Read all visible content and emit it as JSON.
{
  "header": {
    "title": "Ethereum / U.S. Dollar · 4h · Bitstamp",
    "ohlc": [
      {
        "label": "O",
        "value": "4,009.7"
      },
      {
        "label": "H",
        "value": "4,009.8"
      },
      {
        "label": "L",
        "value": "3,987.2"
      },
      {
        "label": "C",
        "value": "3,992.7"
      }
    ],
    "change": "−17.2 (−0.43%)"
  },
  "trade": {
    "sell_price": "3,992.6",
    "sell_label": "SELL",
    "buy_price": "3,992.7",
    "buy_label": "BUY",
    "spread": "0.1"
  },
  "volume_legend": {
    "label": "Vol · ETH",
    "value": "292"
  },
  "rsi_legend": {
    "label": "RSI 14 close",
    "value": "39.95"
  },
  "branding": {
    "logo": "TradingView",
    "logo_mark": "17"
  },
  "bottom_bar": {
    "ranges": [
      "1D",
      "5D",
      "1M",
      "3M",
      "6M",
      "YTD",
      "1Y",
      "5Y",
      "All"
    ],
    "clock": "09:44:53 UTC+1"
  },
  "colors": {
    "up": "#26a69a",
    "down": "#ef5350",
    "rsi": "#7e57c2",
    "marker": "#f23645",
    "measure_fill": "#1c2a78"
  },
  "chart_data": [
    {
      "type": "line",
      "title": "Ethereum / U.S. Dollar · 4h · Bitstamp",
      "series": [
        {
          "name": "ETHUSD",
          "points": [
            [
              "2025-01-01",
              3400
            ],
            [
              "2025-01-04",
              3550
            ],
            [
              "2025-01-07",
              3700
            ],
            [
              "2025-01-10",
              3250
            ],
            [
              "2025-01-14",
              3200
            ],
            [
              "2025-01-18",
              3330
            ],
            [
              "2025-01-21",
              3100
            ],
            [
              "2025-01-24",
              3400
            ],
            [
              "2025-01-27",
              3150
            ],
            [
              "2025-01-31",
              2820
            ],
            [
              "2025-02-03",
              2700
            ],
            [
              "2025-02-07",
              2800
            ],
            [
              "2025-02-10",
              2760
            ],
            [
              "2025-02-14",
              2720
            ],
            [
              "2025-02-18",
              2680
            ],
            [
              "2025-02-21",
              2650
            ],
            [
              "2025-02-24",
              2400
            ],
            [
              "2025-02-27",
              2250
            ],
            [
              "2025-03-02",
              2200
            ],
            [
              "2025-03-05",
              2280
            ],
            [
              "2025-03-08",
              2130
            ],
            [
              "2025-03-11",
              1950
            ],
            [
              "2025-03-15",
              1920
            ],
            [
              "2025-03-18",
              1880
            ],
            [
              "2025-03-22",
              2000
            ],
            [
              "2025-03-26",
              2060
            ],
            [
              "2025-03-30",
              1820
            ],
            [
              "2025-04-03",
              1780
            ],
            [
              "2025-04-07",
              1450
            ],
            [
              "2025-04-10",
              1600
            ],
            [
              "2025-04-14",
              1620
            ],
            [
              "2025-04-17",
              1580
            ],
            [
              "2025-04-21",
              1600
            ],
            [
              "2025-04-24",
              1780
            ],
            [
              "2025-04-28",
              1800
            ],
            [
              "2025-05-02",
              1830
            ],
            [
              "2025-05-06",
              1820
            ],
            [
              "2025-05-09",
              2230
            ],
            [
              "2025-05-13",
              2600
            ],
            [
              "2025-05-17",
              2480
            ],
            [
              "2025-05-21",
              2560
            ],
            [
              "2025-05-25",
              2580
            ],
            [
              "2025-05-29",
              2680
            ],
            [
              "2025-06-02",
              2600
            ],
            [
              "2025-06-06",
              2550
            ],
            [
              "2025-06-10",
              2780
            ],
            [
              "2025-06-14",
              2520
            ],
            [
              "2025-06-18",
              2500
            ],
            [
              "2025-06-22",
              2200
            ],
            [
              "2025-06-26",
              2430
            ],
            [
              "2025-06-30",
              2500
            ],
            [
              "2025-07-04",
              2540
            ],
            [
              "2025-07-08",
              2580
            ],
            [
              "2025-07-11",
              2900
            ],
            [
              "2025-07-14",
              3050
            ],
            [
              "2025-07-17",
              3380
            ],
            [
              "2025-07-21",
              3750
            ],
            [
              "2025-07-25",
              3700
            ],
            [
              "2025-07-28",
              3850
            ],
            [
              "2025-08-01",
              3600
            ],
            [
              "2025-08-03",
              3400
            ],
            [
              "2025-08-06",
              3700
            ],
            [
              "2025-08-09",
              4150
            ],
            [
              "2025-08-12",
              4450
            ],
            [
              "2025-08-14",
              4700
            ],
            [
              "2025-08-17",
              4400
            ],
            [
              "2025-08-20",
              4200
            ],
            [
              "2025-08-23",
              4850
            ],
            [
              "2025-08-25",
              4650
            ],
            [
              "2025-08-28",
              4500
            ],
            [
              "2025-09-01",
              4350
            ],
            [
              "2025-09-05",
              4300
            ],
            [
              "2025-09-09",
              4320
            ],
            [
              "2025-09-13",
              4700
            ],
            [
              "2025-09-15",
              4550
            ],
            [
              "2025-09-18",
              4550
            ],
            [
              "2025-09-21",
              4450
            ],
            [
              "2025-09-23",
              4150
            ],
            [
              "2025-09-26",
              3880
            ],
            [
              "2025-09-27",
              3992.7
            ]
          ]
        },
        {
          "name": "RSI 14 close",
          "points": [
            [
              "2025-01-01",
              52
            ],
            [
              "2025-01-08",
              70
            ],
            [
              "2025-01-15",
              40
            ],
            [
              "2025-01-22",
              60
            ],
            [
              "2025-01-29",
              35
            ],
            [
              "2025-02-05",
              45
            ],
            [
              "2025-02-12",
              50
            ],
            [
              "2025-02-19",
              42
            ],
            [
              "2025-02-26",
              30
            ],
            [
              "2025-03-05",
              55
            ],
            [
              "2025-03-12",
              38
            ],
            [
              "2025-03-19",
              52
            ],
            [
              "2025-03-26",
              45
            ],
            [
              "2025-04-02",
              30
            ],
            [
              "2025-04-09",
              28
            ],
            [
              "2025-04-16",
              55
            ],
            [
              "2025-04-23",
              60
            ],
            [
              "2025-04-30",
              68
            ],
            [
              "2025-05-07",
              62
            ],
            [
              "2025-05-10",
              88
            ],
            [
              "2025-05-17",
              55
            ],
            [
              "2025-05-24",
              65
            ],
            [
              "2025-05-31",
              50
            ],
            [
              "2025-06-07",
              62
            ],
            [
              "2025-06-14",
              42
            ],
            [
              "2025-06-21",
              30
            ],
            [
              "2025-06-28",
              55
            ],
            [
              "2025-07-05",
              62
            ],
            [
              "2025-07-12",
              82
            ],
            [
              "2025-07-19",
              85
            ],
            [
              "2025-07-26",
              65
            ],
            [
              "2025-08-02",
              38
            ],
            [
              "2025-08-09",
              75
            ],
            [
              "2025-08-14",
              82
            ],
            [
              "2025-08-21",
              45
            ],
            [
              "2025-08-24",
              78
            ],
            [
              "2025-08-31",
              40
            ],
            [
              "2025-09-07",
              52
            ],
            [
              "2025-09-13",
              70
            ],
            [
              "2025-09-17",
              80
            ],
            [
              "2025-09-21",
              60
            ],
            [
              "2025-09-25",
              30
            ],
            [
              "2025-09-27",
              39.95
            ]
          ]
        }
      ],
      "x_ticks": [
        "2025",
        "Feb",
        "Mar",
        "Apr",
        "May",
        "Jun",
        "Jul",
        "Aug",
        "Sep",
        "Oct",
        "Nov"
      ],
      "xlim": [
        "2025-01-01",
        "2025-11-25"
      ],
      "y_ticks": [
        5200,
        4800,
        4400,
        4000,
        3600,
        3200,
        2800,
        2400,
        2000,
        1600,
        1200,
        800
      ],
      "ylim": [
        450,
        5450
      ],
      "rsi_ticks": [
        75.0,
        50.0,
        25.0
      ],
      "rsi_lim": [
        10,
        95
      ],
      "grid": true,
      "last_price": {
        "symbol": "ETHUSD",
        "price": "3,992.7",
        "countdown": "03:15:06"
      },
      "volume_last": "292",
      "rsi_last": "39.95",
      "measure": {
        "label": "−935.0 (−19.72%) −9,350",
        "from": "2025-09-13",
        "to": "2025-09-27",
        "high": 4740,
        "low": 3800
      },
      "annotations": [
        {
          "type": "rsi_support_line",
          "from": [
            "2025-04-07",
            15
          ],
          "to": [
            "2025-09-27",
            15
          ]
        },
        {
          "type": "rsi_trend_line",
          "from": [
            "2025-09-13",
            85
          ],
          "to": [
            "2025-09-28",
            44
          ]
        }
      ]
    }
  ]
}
◇ ◇ ◇ ◇
# What you have to do
Looking at the records above, tally the lines holding "value" and reply with that number only.

# Right answer
6